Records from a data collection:
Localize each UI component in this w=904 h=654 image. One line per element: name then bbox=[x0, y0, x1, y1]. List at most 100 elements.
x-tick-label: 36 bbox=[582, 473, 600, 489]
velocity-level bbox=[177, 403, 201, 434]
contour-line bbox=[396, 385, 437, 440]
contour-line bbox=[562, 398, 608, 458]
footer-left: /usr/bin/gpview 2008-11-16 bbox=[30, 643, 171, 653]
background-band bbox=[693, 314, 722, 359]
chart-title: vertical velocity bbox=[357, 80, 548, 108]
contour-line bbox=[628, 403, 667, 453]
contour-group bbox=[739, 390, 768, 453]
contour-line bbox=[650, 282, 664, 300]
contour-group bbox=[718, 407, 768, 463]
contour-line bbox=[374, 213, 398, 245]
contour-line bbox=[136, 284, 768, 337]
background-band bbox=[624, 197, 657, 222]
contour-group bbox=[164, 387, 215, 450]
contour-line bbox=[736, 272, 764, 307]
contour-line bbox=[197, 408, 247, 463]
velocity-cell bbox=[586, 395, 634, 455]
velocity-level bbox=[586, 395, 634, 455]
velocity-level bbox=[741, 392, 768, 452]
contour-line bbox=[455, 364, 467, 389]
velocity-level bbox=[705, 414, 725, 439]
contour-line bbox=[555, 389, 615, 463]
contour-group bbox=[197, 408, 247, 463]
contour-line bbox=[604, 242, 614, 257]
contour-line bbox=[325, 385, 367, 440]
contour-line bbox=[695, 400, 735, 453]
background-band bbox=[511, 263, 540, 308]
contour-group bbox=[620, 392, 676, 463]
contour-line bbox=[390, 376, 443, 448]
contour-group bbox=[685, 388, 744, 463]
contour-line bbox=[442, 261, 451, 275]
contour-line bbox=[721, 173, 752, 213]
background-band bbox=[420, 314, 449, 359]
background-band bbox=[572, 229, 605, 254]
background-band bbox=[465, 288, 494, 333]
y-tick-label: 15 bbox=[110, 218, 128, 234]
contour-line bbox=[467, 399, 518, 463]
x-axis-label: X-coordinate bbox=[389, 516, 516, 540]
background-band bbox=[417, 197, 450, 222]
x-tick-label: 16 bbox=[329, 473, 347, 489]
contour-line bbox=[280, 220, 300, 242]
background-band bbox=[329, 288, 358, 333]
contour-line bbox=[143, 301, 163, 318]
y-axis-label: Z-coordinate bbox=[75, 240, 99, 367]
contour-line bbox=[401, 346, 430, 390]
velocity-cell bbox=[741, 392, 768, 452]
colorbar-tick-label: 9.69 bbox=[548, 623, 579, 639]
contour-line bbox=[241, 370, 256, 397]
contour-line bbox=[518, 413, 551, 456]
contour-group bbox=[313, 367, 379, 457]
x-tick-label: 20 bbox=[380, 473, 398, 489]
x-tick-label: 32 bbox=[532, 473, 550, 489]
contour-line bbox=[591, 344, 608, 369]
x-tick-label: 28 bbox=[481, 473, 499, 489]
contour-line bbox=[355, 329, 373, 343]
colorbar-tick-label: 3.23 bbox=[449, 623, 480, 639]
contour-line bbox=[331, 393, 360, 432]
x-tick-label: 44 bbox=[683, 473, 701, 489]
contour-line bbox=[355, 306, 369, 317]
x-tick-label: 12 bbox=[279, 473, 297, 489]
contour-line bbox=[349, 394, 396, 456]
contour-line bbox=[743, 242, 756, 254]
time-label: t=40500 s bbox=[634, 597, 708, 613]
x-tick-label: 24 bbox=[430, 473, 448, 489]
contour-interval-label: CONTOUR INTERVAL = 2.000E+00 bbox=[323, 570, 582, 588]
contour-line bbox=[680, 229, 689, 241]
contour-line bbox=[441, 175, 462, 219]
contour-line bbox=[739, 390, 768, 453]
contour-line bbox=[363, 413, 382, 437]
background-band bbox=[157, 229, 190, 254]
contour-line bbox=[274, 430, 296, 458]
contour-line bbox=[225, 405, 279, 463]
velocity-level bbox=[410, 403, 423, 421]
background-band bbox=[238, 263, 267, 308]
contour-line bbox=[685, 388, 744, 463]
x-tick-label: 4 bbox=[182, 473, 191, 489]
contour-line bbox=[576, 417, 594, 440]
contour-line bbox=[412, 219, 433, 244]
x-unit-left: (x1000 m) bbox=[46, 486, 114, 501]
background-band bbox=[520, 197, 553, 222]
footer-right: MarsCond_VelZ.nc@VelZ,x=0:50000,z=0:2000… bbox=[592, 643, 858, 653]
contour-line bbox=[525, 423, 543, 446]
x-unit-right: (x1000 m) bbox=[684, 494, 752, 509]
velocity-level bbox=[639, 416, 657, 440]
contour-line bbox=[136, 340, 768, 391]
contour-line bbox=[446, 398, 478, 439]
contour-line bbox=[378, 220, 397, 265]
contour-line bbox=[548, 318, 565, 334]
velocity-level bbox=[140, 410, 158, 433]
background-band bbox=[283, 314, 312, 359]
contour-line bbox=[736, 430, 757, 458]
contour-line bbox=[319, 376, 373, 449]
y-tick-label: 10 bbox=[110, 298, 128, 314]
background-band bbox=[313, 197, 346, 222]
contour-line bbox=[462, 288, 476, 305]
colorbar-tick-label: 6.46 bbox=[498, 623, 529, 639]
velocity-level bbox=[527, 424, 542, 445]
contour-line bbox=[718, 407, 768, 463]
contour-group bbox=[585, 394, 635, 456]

- **Short task**
Can you reproduce the items verbatim, from the very first line through the line containing "velocity-level bbox=[177, 403, 201, 434]", with both of those lines included?

- **Final result**
Localize each UI component in this w=904 h=654 image. One line per element: name then bbox=[x0, y0, x1, y1]. List at most 100 elements.
x-tick-label: 36 bbox=[582, 473, 600, 489]
velocity-level bbox=[177, 403, 201, 434]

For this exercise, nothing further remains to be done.